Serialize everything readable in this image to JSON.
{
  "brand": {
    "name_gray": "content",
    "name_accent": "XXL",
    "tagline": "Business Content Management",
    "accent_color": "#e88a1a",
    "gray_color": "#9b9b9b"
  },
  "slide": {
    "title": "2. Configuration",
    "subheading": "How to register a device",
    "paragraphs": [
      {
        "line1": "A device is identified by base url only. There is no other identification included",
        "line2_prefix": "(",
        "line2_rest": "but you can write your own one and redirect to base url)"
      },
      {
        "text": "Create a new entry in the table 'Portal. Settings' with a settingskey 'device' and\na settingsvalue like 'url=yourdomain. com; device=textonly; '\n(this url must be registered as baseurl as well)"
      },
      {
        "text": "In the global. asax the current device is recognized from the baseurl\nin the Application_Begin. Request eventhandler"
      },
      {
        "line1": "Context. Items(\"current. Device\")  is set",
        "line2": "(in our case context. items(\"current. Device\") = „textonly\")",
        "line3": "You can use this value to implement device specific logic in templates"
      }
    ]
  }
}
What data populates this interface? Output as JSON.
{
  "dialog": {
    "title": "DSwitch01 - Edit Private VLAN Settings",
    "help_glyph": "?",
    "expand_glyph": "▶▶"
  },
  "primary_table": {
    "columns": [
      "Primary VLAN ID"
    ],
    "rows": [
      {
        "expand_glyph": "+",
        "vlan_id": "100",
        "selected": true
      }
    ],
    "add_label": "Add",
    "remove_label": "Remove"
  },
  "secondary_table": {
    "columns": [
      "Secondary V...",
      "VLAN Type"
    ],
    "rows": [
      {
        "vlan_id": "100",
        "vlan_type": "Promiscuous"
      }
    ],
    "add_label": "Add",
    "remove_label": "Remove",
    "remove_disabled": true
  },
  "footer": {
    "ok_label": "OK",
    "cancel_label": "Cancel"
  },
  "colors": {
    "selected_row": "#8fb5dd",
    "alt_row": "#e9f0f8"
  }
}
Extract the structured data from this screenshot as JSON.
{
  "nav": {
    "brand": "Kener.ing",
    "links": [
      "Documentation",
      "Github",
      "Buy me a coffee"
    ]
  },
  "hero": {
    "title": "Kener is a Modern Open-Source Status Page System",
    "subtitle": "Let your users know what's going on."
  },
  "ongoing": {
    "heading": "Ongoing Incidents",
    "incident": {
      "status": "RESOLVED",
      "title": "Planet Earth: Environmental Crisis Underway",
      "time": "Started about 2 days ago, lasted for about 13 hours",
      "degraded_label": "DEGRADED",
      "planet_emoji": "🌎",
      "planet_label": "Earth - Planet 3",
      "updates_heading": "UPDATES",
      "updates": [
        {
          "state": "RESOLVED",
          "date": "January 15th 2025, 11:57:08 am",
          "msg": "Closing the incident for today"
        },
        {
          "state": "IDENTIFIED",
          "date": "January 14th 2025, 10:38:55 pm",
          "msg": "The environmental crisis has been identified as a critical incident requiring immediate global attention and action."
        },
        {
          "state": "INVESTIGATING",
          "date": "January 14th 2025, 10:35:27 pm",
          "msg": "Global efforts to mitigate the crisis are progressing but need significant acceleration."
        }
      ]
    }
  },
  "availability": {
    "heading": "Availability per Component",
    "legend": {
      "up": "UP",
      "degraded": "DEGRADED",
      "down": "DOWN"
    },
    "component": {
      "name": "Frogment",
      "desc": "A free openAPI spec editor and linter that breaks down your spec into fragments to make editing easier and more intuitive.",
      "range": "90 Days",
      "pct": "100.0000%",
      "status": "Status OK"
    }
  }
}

**Objective**:
Print the records once more, exactly as they were given.

**Task solution**:
Serialize everything readable in this image to JSON.
{
  "brand": {
    "name_gray": "content",
    "name_accent": "XXL",
    "tagline": "Business Content Management",
    "accent_color": "#e88a1a",
    "gray_color": "#9b9b9b"
  },
  "slide": {
    "title": "2. Configuration",
    "subheading": "How to register a device",
    "paragraphs": [
      {
        "line1": "A device is identified by base url only. There is no other identification included",
        "line2_prefix": "(",
        "line2_rest": "but you can write your own one and redirect to base url)"
      },
      {
        "text": "Create a new entry in the table 'Portal. Settings' with a settingskey 'device' and\na settingsvalue like 'url=yourdomain. com; device=textonly; '\n(this url must be registered as baseurl as well)"
      },
      {
        "text": "In the global. asax the current device is recognized from the baseurl\nin the Application_Begin. Request eventhandler"
      },
      {
        "line1": "Context. Items(\"current. Device\")  is set",
        "line2": "(in our case context. items(\"current. Device\") = „textonly\")",
        "line3": "You can use this value to implement device specific logic in templates"
      }
    ]
  }
}
What data populates this interface? Output as JSON.
{
  "dialog": {
    "title": "DSwitch01 - Edit Private VLAN Settings",
    "help_glyph": "?",
    "expand_glyph": "▶▶"
  },
  "primary_table": {
    "columns": [
      "Primary VLAN ID"
    ],
    "rows": [
      {
        "expand_glyph": "+",
        "vlan_id": "100",
        "selected": true
      }
    ],
    "add_label": "Add",
    "remove_label": "Remove"
  },
  "secondary_table": {
    "columns": [
      "Secondary V...",
      "VLAN Type"
    ],
    "rows": [
      {
        "vlan_id": "100",
        "vlan_type": "Promiscuous"
      }
    ],
    "add_label": "Add",
    "remove_label": "Remove",
    "remove_disabled": true
  },
  "footer": {
    "ok_label": "OK",
    "cancel_label": "Cancel"
  },
  "colors": {
    "selected_row": "#8fb5dd",
    "alt_row": "#e9f0f8"
  }
}
Extract the structured data from this screenshot as JSON.
{
  "nav": {
    "brand": "Kener.ing",
    "links": [
      "Documentation",
      "Github",
      "Buy me a coffee"
    ]
  },
  "hero": {
    "title": "Kener is a Modern Open-Source Status Page System",
    "subtitle": "Let your users know what's going on."
  },
  "ongoing": {
    "heading": "Ongoing Incidents",
    "incident": {
      "status": "RESOLVED",
      "title": "Planet Earth: Environmental Crisis Underway",
      "time": "Started about 2 days ago, lasted for about 13 hours",
      "degraded_label": "DEGRADED",
      "planet_emoji": "🌎",
      "planet_label": "Earth - Planet 3",
      "updates_heading": "UPDATES",
      "updates": [
        {
          "state": "RESOLVED",
          "date": "January 15th 2025, 11:57:08 am",
          "msg": "Closing the incident for today"
        },
        {
          "state": "IDENTIFIED",
          "date": "January 14th 2025, 10:38:55 pm",
          "msg": "The environmental crisis has been identified as a critical incident requiring immediate global attention and action."
        },
        {
          "state": "INVESTIGATING",
          "date": "January 14th 2025, 10:35:27 pm",
          "msg": "Global efforts to mitigate the crisis are progressing but need significant acceleration."
        }
      ]
    }
  },
  "availability": {
    "heading": "Availability per Component",
    "legend": {
      "up": "UP",
      "degraded": "DEGRADED",
      "down": "DOWN"
    },
    "component": {
      "name": "Frogment",
      "desc": "A free openAPI spec editor and linter that breaks down your spec into fragments to make editing easier and more intuitive.",
      "range": "90 Days",
      "pct": "100.0000%",
      "status": "Status OK"
    }
  }
}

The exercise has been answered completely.